Problem to work on: Leave out the images; return the rest of the data exactly.

#### Provided material

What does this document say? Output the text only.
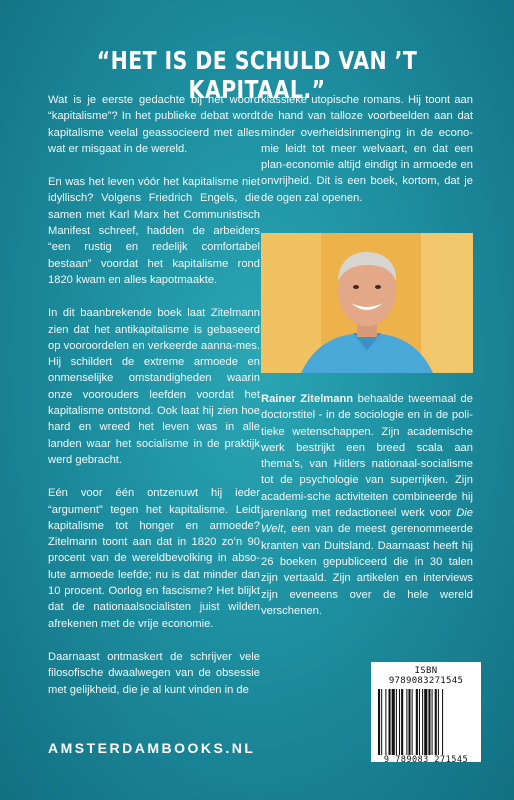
“HET IS DE SCHULD VAN ’T KAPITAAL.”

Wat is je eerste gedachte bij het woord “kapitalisme”? In het publieke debat wordt kapitalisme veelal geassocieerd met alles wat er misgaat in de wereld.

En was het leven vóór het kapitalisme niet idyllisch? Volgens Friedrich Engels, die samen met Karl Marx het Communistisch Manifest schreef, hadden de arbeiders “een rustig en redelijk comfortabel bestaan” voordat het kapitalisme rond 1820 kwam en alles kapotmaakte.

In dit baanbrekende boek laat Zitelmann zien dat het antikapitalisme is gebaseerd op vooroordelen en verkeerde aanna-mes. Hij schildert de extreme armoede en onmenselijke omstandigheden waarin onze voorouders leefden voordat het kapitalisme ontstond. Ook laat hij zien hoe hard en wreed het leven was in alle landen waar het socialisme in de praktijk werd gebracht.

Eén voor één ontzenuwt hij ieder “argument” tegen het kapitalisme. Leidt kapitalisme tot honger en armoede? Zitelmann toont aan dat in 1820 zo’n 90 procent van de wereldbevolking in abso-lute armoede leefde; nu is dat minder dan 10 procent. Oorlog en fascisme? Het blijkt dat de nationaalsocialisten juist wilden afrekenen met de vrije economie.

Daarnaast ontmaskert de schrijver vele filosofische dwaalwegen van de obsessie met gelijkheid, die je al kunt vinden in de

klassieke utopische romans. Hij toont aan de hand van talloze voorbeelden aan dat minder overheidsinmenging in de econo-mie leidt tot meer welvaart, en dat een plan-economie altijd eindigt in armoede en onvrijheid. Dit is een boek, kortom, dat je de ogen zal openen.

Rainer Zitelmann behaalde tweemaal de doctorstitel - in de sociologie en in de poli-tieke wetenschappen. Zijn academische werk bestrijkt een breed scala aan thema’s, van Hitlers nationaal-socialisme tot de psychologie van superrijken. Zijn academi-sche activiteiten combineerde hij jarenlang met redactioneel werk voor Die Welt, een van de meest gerenommeerde kranten van Duitsland. Daarnaast heeft hij 26 boeken gepubliceerd die in 30 talen zijn vertaald. Zijn artikelen en interviews zijn eveneens over de hele wereld verschenen.
ISBN 9789083271545
9 789083 271545
AMSTERDAMBOOKS.NL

########

Reply to the exercise:
What does this document say? Output the text only.
“HET IS DE SCHULD VAN ’T KAPITAAL.”

Wat is je eerste gedachte bij het woord “kapitalisme”? In het publieke debat wordt kapitalisme veelal geassocieerd met alles wat er misgaat in de wereld.

En was het leven vóór het kapitalisme niet idyllisch? Volgens Friedrich Engels, die samen met Karl Marx het Communistisch Manifest schreef, hadden de arbeiders “een rustig en redelijk comfortabel bestaan” voordat het kapitalisme rond 1820 kwam en alles kapotmaakte.

In dit baanbrekende boek laat Zitelmann zien dat het antikapitalisme is gebaseerd op vooroordelen en verkeerde aanna-mes. Hij schildert de extreme armoede en onmenselijke omstandigheden waarin onze voorouders leefden voordat het kapitalisme ontstond. Ook laat hij zien hoe hard en wreed het leven was in alle landen waar het socialisme in de praktijk werd gebracht.

Eén voor één ontzenuwt hij ieder “argument” tegen het kapitalisme. Leidt kapitalisme tot honger en armoede? Zitelmann toont aan dat in 1820 zo’n 90 procent van de wereldbevolking in abso-lute armoede leefde; nu is dat minder dan 10 procent. Oorlog en fascisme? Het blijkt dat de nationaalsocialisten juist wilden afrekenen met de vrije economie.

Daarnaast ontmaskert de schrijver vele filosofische dwaalwegen van de obsessie met gelijkheid, die je al kunt vinden in de

klassieke utopische romans. Hij toont aan de hand van talloze voorbeelden aan dat minder overheidsinmenging in de econo-mie leidt tot meer welvaart, en dat een plan-economie altijd eindigt in armoede en onvrijheid. Dit is een boek, kortom, dat je de ogen zal openen.

Rainer Zitelmann behaalde tweemaal de doctorstitel - in de sociologie en in de poli-tieke wetenschappen. Zijn academische werk bestrijkt een breed scala aan thema’s, van Hitlers nationaal-socialisme tot de psychologie van superrijken. Zijn academi-sche activiteiten combineerde hij jarenlang met redactioneel werk voor Die Welt, een van de meest gerenommeerde kranten van Duitsland. Daarnaast heeft hij 26 boeken gepubliceerd die in 30 talen zijn vertaald. Zijn artikelen en interviews zijn eveneens over de hele wereld verschenen.
ISBN 9789083271545
9 789083 271545
AMSTERDAMBOOKS.NL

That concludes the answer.